→ WHAT IS REQUIRED: Strip the pictures and reproduce the rest of the listing exactly.

─── ENTRIES SHOWN

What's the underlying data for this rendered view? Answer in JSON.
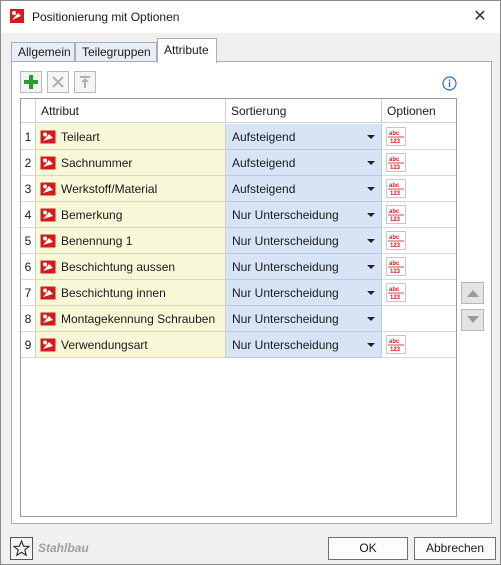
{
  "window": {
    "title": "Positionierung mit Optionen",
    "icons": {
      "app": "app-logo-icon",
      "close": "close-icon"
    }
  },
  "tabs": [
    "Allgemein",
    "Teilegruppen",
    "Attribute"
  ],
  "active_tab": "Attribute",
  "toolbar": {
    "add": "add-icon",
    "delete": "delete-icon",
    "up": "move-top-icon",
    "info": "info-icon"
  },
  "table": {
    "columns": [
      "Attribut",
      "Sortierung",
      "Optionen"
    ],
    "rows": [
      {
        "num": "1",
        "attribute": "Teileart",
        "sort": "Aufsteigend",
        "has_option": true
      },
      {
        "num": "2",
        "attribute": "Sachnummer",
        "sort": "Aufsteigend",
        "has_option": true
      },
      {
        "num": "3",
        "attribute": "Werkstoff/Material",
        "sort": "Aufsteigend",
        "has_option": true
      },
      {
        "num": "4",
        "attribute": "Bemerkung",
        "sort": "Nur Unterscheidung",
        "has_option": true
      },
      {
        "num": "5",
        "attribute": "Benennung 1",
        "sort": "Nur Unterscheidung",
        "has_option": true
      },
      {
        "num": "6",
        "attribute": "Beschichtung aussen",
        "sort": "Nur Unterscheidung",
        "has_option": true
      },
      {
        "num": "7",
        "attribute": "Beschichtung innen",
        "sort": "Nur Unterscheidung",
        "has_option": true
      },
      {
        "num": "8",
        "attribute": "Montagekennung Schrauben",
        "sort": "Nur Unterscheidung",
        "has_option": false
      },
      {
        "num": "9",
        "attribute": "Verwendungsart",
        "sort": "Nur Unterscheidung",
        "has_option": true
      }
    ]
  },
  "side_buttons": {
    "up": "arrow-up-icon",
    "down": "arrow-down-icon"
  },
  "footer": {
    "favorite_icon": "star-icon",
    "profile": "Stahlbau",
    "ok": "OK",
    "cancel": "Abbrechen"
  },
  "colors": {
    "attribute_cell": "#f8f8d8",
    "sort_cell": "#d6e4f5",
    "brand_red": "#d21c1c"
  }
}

──────

→ THE COMPLETED TASK:
What's the underlying data for this rendered view? Answer in JSON.
{
  "window": {
    "title": "Positionierung mit Optionen",
    "icons": {
      "app": "app-logo-icon",
      "close": "close-icon"
    }
  },
  "tabs": [
    "Allgemein",
    "Teilegruppen",
    "Attribute"
  ],
  "active_tab": "Attribute",
  "toolbar": {
    "add": "add-icon",
    "delete": "delete-icon",
    "up": "move-top-icon",
    "info": "info-icon"
  },
  "table": {
    "columns": [
      "Attribut",
      "Sortierung",
      "Optionen"
    ],
    "rows": [
      {
        "num": "1",
        "attribute": "Teileart",
        "sort": "Aufsteigend",
        "has_option": true
      },
      {
        "num": "2",
        "attribute": "Sachnummer",
        "sort": "Aufsteigend",
        "has_option": true
      },
      {
        "num": "3",
        "attribute": "Werkstoff/Material",
        "sort": "Aufsteigend",
        "has_option": true
      },
      {
        "num": "4",
        "attribute": "Bemerkung",
        "sort": "Nur Unterscheidung",
        "has_option": true
      },
      {
        "num": "5",
        "attribute": "Benennung 1",
        "sort": "Nur Unterscheidung",
        "has_option": true
      },
      {
        "num": "6",
        "attribute": "Beschichtung aussen",
        "sort": "Nur Unterscheidung",
        "has_option": true
      },
      {
        "num": "7",
        "attribute": "Beschichtung innen",
        "sort": "Nur Unterscheidung",
        "has_option": true
      },
      {
        "num": "8",
        "attribute": "Montagekennung Schrauben",
        "sort": "Nur Unterscheidung",
        "has_option": false
      },
      {
        "num": "9",
        "attribute": "Verwendungsart",
        "sort": "Nur Unterscheidung",
        "has_option": true
      }
    ]
  },
  "side_buttons": {
    "up": "arrow-up-icon",
    "down": "arrow-down-icon"
  },
  "footer": {
    "favorite_icon": "star-icon",
    "profile": "Stahlbau",
    "ok": "OK",
    "cancel": "Abbrechen"
  },
  "colors": {
    "attribute_cell": "#f8f8d8",
    "sort_cell": "#d6e4f5",
    "brand_red": "#d21c1c"
  }
}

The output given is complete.